Below are some entries. Copy each line that holds the string "screenshot".

----- DATA EXCERPTS

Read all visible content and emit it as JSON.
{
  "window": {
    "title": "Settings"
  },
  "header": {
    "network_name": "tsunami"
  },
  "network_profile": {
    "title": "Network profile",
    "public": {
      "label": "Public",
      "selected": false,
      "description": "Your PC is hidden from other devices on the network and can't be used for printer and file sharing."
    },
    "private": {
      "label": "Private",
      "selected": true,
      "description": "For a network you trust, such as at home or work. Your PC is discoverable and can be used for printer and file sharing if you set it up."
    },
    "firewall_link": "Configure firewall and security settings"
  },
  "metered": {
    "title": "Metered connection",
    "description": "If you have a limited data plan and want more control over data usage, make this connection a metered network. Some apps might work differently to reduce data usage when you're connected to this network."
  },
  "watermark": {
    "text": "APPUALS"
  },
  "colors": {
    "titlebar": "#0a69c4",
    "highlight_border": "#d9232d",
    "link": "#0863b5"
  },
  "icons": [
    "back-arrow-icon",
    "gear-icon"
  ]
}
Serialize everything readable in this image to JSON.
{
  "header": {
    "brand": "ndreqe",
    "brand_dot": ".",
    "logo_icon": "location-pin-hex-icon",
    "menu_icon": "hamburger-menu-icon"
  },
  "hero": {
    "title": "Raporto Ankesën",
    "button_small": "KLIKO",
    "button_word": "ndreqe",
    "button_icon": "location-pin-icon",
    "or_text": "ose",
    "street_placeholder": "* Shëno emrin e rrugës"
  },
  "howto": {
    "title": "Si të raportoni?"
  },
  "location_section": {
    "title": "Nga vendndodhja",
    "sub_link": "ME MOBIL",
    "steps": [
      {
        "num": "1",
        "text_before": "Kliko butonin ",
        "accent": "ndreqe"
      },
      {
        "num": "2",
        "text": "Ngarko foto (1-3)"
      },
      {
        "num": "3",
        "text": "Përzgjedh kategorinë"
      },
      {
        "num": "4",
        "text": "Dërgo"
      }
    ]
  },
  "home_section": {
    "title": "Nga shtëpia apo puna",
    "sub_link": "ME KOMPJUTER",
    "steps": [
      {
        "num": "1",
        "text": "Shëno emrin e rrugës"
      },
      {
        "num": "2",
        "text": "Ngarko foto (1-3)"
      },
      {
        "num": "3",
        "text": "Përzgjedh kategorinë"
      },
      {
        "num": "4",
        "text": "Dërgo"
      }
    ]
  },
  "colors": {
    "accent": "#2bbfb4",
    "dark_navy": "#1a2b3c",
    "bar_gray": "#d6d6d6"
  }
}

----------
----- DATA EXCERPTS

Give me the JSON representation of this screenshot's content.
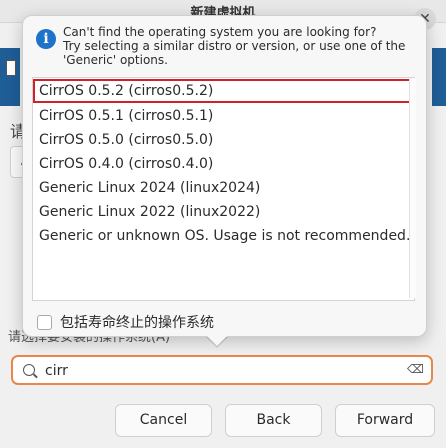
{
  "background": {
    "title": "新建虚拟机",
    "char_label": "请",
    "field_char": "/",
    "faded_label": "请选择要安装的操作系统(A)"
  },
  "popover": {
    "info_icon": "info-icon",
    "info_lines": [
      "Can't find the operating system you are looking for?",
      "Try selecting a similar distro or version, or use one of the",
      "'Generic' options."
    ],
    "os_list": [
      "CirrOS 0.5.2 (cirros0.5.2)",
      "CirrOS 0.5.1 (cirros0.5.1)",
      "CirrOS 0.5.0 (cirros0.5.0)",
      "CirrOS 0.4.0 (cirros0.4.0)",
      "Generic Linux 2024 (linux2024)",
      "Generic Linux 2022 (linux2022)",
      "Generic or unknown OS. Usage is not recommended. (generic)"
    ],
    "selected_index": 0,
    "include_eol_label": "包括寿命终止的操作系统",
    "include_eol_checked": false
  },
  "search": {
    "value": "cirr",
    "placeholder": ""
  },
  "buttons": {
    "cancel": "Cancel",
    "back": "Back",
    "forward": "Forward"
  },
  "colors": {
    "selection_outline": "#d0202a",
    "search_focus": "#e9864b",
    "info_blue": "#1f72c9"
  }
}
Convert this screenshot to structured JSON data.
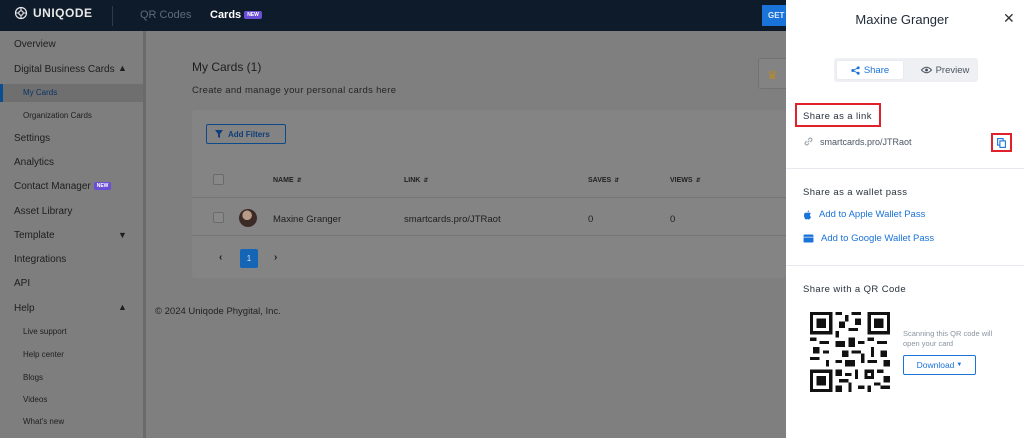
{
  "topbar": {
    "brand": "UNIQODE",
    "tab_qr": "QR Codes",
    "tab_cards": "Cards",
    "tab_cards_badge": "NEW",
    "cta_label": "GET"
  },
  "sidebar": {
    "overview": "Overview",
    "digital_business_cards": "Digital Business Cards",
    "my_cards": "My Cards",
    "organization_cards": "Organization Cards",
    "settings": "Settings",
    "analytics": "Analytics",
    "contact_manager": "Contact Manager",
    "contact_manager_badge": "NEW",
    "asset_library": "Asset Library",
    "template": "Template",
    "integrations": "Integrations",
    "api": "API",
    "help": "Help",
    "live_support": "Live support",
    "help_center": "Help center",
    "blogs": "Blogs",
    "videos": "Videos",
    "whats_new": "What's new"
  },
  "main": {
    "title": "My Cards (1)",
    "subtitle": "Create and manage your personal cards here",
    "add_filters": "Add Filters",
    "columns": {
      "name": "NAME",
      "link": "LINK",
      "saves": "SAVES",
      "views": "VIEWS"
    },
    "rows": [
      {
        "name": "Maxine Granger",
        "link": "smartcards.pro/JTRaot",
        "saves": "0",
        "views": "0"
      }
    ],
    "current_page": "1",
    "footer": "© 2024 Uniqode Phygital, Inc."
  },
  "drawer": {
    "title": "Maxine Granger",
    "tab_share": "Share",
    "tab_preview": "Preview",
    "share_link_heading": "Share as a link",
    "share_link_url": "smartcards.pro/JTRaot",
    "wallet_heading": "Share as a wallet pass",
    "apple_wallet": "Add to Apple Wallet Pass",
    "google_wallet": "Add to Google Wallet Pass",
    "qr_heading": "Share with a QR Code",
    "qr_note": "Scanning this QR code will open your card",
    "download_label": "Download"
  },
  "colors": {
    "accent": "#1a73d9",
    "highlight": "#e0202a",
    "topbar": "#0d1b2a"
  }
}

----------

TASK SOLUTION
Give me the JSON representation of this screenshot's content.
Convert this screenshot to structured JSON data.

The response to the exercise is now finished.